Task: Which lines in the material below contain the word "JSON"? Copy each of them.

Data shown:
* Begin *

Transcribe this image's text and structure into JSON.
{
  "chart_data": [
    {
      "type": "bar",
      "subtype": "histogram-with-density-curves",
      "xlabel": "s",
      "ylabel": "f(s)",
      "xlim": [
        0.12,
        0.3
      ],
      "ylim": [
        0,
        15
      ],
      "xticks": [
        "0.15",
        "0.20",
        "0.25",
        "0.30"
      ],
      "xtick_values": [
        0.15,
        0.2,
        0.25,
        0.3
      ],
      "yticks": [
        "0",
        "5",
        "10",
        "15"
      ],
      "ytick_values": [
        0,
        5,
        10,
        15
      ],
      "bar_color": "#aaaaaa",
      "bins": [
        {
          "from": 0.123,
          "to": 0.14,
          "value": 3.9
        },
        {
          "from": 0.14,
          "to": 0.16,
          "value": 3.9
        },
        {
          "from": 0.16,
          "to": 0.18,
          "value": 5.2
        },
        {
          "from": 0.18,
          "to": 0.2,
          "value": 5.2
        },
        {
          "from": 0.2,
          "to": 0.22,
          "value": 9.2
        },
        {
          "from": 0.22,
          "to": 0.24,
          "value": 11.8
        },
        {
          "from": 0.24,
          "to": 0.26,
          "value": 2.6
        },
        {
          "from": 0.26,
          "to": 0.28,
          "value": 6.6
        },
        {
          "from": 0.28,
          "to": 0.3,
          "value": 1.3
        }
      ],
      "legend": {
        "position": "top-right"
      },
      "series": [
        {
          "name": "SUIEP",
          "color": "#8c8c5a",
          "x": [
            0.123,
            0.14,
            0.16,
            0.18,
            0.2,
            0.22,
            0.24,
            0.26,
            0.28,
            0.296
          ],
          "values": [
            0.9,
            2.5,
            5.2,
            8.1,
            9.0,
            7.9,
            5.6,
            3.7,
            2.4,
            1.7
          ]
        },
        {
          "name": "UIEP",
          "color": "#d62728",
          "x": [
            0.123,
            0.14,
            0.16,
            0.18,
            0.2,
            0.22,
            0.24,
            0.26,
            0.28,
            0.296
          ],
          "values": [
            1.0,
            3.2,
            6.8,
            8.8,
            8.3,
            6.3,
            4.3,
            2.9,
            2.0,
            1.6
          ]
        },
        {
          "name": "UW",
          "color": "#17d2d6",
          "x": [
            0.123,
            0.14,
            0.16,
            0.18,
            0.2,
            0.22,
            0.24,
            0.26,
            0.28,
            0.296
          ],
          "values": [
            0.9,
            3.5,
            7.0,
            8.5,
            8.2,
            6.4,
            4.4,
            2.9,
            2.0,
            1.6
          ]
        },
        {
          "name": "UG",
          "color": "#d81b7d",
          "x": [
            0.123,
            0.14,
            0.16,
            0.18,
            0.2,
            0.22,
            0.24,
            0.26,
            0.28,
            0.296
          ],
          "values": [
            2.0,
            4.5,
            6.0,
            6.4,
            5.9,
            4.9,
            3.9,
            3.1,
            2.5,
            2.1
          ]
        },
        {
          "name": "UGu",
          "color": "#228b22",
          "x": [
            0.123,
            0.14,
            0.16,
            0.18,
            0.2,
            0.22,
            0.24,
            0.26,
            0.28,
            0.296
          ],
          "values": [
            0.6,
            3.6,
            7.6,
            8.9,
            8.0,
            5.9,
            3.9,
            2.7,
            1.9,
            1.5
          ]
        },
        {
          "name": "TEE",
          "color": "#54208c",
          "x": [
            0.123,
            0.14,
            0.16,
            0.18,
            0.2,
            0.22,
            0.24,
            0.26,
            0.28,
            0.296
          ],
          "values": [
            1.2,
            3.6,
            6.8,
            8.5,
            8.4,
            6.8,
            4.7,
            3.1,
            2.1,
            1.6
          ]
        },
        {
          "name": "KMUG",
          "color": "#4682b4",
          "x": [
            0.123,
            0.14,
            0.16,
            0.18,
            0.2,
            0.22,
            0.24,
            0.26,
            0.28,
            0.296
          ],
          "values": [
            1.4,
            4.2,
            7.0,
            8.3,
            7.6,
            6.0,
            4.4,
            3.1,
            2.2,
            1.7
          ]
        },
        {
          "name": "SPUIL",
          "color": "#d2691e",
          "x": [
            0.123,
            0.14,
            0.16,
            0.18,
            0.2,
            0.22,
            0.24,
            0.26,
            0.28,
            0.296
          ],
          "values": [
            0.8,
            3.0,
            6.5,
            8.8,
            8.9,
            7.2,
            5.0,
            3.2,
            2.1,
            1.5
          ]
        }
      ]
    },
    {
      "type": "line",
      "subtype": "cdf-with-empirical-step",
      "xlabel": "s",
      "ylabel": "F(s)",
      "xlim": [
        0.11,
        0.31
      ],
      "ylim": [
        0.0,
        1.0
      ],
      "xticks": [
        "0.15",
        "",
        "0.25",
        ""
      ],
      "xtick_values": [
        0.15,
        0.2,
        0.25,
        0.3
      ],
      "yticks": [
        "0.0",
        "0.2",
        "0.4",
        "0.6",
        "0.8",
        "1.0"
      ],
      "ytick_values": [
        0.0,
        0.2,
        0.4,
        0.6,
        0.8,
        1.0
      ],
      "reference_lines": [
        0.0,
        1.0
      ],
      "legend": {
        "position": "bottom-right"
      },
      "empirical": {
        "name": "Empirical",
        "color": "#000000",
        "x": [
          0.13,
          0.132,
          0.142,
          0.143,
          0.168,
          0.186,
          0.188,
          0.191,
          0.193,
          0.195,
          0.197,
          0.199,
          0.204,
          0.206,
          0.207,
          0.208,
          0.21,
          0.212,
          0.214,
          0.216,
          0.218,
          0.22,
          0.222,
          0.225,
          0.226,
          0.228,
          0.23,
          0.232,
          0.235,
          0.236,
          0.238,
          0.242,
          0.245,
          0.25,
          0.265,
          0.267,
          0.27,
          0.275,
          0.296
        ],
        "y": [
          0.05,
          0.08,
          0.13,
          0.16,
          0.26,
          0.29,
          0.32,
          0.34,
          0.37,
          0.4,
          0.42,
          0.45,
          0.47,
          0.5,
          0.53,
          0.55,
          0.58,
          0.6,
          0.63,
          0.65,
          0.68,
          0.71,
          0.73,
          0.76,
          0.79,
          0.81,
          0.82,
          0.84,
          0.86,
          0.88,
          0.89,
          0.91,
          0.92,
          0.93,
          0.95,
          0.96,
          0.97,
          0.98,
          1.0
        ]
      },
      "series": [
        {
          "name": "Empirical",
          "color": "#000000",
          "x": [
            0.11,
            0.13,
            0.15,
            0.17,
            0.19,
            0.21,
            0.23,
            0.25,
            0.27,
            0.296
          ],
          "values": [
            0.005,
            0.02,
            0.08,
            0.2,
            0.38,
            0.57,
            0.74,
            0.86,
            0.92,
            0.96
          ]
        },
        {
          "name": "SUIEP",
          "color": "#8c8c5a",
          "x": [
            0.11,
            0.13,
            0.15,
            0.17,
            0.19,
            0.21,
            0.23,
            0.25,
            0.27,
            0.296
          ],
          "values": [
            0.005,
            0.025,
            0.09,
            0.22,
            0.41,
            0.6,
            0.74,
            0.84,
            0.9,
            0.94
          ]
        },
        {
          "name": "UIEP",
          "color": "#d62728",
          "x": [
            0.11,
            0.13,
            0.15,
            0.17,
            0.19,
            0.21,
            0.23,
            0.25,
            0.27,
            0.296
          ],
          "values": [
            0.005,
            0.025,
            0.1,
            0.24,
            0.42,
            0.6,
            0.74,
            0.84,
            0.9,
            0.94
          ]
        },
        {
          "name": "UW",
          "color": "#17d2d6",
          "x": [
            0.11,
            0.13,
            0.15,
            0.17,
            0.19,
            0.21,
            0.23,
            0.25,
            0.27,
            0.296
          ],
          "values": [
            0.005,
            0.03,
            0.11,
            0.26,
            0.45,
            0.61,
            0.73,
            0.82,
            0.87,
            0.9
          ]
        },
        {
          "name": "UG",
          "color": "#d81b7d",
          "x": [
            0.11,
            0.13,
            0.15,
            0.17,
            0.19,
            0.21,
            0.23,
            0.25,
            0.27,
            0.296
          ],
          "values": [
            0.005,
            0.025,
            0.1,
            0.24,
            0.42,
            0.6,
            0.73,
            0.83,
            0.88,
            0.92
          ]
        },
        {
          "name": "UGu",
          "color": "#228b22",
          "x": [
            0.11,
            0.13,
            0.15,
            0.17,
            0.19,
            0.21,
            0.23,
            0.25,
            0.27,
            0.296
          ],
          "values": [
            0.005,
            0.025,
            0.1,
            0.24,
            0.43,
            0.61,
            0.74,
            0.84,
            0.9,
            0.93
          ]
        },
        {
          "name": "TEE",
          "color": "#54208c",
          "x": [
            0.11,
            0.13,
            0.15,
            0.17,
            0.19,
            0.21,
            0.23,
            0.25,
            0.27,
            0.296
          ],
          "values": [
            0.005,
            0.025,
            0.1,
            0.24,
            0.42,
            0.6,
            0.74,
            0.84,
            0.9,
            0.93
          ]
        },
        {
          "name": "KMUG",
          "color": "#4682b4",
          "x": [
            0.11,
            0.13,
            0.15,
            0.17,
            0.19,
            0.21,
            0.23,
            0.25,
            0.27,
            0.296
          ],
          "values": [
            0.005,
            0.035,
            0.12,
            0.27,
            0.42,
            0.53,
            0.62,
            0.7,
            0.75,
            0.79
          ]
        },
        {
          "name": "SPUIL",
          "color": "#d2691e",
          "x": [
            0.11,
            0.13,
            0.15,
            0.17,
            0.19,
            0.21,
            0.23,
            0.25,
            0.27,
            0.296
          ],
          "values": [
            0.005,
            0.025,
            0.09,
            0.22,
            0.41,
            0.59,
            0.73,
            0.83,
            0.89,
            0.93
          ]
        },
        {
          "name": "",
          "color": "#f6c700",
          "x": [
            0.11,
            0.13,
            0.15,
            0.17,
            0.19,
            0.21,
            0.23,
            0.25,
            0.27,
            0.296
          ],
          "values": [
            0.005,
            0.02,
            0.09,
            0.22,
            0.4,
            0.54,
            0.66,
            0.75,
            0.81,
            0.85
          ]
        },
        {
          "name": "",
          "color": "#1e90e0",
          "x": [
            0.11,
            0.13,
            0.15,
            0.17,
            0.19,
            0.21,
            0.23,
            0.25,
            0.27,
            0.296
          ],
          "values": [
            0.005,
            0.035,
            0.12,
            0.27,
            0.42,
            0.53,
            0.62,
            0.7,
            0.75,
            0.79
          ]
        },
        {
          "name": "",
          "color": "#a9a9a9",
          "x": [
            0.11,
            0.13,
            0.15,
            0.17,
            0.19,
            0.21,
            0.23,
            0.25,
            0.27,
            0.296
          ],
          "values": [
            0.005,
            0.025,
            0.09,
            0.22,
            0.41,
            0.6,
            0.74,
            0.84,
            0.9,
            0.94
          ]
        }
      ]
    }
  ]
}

* End *
* Begin *

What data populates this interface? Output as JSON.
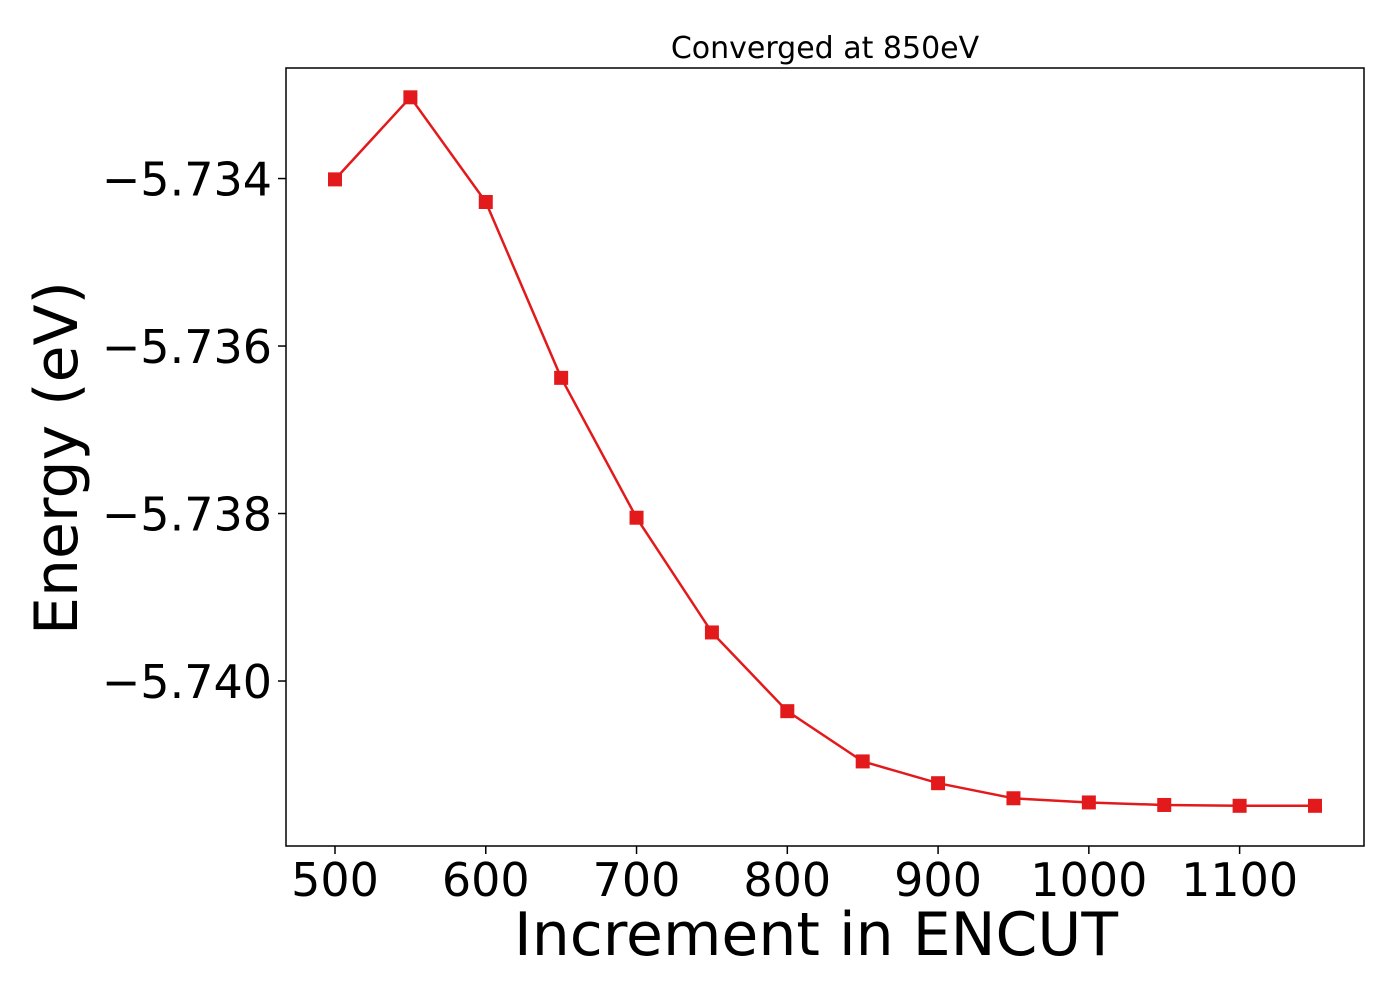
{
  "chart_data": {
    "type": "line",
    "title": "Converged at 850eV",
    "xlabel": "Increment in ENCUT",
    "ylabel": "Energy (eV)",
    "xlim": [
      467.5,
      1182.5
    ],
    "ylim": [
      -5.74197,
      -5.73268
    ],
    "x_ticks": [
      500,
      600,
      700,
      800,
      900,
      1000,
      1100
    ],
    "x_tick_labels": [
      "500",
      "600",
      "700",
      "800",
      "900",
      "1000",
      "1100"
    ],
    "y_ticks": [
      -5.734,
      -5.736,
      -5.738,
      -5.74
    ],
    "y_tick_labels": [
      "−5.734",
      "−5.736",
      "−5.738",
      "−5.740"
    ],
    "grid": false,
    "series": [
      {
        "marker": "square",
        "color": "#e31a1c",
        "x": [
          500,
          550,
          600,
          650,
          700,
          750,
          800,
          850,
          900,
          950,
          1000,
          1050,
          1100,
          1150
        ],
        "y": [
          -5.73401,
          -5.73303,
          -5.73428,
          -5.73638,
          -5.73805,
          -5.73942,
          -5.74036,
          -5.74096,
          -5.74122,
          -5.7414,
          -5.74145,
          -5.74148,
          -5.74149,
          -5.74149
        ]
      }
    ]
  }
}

* End *
* Begin *

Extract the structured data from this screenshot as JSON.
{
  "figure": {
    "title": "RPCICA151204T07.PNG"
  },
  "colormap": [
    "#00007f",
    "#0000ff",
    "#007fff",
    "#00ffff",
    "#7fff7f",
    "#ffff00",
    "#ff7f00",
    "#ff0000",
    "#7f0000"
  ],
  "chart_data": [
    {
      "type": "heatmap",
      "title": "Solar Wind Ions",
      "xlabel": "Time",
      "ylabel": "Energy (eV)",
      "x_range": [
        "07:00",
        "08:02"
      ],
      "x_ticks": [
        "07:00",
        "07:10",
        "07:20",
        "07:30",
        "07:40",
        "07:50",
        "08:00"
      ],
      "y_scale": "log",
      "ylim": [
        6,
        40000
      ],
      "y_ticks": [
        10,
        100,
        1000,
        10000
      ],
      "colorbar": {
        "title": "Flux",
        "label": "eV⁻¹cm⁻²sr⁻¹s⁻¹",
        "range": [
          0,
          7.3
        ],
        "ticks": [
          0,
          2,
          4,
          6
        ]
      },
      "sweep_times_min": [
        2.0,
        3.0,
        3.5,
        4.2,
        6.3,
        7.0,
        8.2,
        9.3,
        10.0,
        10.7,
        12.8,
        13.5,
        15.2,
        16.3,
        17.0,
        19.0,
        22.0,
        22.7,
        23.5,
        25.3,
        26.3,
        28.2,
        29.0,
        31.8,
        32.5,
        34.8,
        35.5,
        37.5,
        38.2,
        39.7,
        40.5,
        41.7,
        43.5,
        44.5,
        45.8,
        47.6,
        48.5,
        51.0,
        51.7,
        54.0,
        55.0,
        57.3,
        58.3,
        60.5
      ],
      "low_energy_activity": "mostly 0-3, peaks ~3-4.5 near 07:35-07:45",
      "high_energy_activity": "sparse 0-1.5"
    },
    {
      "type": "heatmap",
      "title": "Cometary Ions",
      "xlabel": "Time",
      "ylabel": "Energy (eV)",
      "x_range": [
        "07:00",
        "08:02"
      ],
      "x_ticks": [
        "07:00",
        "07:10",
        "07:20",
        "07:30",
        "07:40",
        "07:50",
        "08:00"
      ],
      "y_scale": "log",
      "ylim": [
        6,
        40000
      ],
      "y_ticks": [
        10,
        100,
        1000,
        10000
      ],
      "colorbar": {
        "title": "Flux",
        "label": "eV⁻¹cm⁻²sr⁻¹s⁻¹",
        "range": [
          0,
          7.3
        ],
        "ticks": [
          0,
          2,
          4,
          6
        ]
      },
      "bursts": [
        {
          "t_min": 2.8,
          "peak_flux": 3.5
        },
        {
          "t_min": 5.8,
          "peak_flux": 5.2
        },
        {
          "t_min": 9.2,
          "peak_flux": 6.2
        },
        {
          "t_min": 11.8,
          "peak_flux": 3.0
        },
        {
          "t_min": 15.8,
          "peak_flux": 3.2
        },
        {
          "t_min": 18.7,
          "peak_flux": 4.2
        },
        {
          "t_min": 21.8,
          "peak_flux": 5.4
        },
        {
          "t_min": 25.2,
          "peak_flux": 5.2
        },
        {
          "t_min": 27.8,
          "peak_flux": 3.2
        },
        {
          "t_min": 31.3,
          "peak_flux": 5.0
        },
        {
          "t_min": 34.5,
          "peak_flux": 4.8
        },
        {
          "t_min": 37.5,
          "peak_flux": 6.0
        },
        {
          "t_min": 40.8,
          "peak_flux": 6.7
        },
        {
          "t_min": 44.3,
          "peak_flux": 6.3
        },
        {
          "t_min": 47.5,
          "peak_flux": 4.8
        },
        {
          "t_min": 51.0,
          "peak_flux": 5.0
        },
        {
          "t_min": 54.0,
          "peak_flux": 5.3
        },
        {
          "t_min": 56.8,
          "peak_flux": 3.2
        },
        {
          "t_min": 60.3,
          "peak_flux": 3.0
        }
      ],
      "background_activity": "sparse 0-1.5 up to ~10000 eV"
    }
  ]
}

* End *

Solution for this exercise:
Transcribe this image's text and structure into JSON.
What data populates this interface? Output as JSON.
Extract the structured data from this screenshot as JSON.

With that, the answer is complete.